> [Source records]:
=-=-=-=-=
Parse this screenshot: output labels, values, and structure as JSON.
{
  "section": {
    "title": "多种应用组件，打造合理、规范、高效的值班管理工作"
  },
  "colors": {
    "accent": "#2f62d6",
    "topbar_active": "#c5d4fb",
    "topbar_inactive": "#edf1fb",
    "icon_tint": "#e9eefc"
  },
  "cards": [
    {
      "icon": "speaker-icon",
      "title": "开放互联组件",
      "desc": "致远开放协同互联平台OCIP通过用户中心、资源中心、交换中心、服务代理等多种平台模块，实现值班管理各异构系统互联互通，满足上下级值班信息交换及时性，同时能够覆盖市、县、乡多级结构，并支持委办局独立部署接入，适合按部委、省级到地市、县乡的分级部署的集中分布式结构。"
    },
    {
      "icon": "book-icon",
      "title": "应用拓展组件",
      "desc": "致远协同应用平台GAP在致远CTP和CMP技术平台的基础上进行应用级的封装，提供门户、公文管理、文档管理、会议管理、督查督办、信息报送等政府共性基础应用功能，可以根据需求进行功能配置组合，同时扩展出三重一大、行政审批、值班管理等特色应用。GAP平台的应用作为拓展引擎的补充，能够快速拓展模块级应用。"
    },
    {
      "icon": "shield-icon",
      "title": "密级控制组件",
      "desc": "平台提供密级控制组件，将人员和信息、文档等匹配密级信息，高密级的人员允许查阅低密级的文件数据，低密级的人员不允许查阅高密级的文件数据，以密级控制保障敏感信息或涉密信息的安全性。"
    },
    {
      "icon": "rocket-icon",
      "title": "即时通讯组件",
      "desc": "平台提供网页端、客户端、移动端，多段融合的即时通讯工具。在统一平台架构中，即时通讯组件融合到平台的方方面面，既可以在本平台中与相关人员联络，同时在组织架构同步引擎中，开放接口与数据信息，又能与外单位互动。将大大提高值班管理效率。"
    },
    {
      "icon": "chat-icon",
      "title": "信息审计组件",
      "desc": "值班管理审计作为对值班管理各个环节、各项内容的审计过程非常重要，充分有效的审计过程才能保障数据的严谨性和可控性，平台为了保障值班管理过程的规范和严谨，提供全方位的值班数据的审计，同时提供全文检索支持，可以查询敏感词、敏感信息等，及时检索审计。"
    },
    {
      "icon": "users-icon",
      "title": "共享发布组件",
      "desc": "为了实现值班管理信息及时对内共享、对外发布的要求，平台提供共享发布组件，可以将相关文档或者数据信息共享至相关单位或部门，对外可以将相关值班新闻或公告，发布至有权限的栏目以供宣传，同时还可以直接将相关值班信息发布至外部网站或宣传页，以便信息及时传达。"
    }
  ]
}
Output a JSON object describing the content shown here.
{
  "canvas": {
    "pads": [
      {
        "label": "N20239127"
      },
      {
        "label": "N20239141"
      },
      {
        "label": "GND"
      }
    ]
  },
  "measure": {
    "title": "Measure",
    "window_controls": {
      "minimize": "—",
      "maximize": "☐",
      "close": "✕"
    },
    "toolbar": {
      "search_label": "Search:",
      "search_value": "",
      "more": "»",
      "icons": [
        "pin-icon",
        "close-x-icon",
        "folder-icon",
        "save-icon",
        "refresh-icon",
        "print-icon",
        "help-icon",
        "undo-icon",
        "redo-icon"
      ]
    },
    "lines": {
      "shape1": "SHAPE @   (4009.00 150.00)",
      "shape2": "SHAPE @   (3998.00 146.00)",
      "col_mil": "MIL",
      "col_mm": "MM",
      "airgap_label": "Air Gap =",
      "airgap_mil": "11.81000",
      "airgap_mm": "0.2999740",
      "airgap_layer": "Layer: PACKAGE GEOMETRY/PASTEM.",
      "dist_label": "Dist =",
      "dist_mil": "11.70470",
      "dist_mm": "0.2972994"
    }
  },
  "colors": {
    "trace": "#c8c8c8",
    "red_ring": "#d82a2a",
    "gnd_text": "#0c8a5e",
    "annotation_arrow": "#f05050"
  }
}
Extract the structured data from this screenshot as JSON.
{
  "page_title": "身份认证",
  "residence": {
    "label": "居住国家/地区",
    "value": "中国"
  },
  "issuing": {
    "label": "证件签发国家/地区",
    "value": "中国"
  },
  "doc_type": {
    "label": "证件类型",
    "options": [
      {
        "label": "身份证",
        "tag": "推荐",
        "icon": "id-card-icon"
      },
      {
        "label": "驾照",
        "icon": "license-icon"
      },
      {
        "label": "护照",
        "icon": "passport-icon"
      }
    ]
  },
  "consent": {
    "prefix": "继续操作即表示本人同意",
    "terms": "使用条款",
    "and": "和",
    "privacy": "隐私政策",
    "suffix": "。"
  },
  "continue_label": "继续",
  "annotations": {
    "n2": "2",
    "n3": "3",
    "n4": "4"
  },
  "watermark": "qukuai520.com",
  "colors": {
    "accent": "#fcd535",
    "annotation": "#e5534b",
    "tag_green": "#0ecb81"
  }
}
=-=-=-=-=
> [Instructions to follow]: Each line of the listing above should be output exactly.

> [Problem solution]:
Parse this screenshot: output labels, values, and structure as JSON.
{
  "section": {
    "title": "多种应用组件，打造合理、规范、高效的值班管理工作"
  },
  "colors": {
    "accent": "#2f62d6",
    "topbar_active": "#c5d4fb",
    "topbar_inactive": "#edf1fb",
    "icon_tint": "#e9eefc"
  },
  "cards": [
    {
      "icon": "speaker-icon",
      "title": "开放互联组件",
      "desc": "致远开放协同互联平台OCIP通过用户中心、资源中心、交换中心、服务代理等多种平台模块，实现值班管理各异构系统互联互通，满足上下级值班信息交换及时性，同时能够覆盖市、县、乡多级结构，并支持委办局独立部署接入，适合按部委、省级到地市、县乡的分级部署的集中分布式结构。"
    },
    {
      "icon": "book-icon",
      "title": "应用拓展组件",
      "desc": "致远协同应用平台GAP在致远CTP和CMP技术平台的基础上进行应用级的封装，提供门户、公文管理、文档管理、会议管理、督查督办、信息报送等政府共性基础应用功能，可以根据需求进行功能配置组合，同时扩展出三重一大、行政审批、值班管理等特色应用。GAP平台的应用作为拓展引擎的补充，能够快速拓展模块级应用。"
    },
    {
      "icon": "shield-icon",
      "title": "密级控制组件",
      "desc": "平台提供密级控制组件，将人员和信息、文档等匹配密级信息，高密级的人员允许查阅低密级的文件数据，低密级的人员不允许查阅高密级的文件数据，以密级控制保障敏感信息或涉密信息的安全性。"
    },
    {
      "icon": "rocket-icon",
      "title": "即时通讯组件",
      "desc": "平台提供网页端、客户端、移动端，多段融合的即时通讯工具。在统一平台架构中，即时通讯组件融合到平台的方方面面，既可以在本平台中与相关人员联络，同时在组织架构同步引擎中，开放接口与数据信息，又能与外单位互动。将大大提高值班管理效率。"
    },
    {
      "icon": "chat-icon",
      "title": "信息审计组件",
      "desc": "值班管理审计作为对值班管理各个环节、各项内容的审计过程非常重要，充分有效的审计过程才能保障数据的严谨性和可控性，平台为了保障值班管理过程的规范和严谨，提供全方位的值班数据的审计，同时提供全文检索支持，可以查询敏感词、敏感信息等，及时检索审计。"
    },
    {
      "icon": "users-icon",
      "title": "共享发布组件",
      "desc": "为了实现值班管理信息及时对内共享、对外发布的要求，平台提供共享发布组件，可以将相关文档或者数据信息共享至相关单位或部门，对外可以将相关值班新闻或公告，发布至有权限的栏目以供宣传，同时还可以直接将相关值班信息发布至外部网站或宣传页，以便信息及时传达。"
    }
  ]
}
Output a JSON object describing the content shown here.
{
  "canvas": {
    "pads": [
      {
        "label": "N20239127"
      },
      {
        "label": "N20239141"
      },
      {
        "label": "GND"
      }
    ]
  },
  "measure": {
    "title": "Measure",
    "window_controls": {
      "minimize": "—",
      "maximize": "☐",
      "close": "✕"
    },
    "toolbar": {
      "search_label": "Search:",
      "search_value": "",
      "more": "»",
      "icons": [
        "pin-icon",
        "close-x-icon",
        "folder-icon",
        "save-icon",
        "refresh-icon",
        "print-icon",
        "help-icon",
        "undo-icon",
        "redo-icon"
      ]
    },
    "lines": {
      "shape1": "SHAPE @   (4009.00 150.00)",
      "shape2": "SHAPE @   (3998.00 146.00)",
      "col_mil": "MIL",
      "col_mm": "MM",
      "airgap_label": "Air Gap =",
      "airgap_mil": "11.81000",
      "airgap_mm": "0.2999740",
      "airgap_layer": "Layer: PACKAGE GEOMETRY/PASTEM.",
      "dist_label": "Dist =",
      "dist_mil": "11.70470",
      "dist_mm": "0.2972994"
    }
  },
  "colors": {
    "trace": "#c8c8c8",
    "red_ring": "#d82a2a",
    "gnd_text": "#0c8a5e",
    "annotation_arrow": "#f05050"
  }
}
Extract the structured data from this screenshot as JSON.
{
  "page_title": "身份认证",
  "residence": {
    "label": "居住国家/地区",
    "value": "中国"
  },
  "issuing": {
    "label": "证件签发国家/地区",
    "value": "中国"
  },
  "doc_type": {
    "label": "证件类型",
    "options": [
      {
        "label": "身份证",
        "tag": "推荐",
        "icon": "id-card-icon"
      },
      {
        "label": "驾照",
        "icon": "license-icon"
      },
      {
        "label": "护照",
        "icon": "passport-icon"
      }
    ]
  },
  "consent": {
    "prefix": "继续操作即表示本人同意",
    "terms": "使用条款",
    "and": "和",
    "privacy": "隐私政策",
    "suffix": "。"
  },
  "continue_label": "继续",
  "annotations": {
    "n2": "2",
    "n3": "3",
    "n4": "4"
  },
  "watermark": "qukuai520.com",
  "colors": {
    "accent": "#fcd535",
    "annotation": "#e5534b",
    "tag_green": "#0ecb81"
  }
}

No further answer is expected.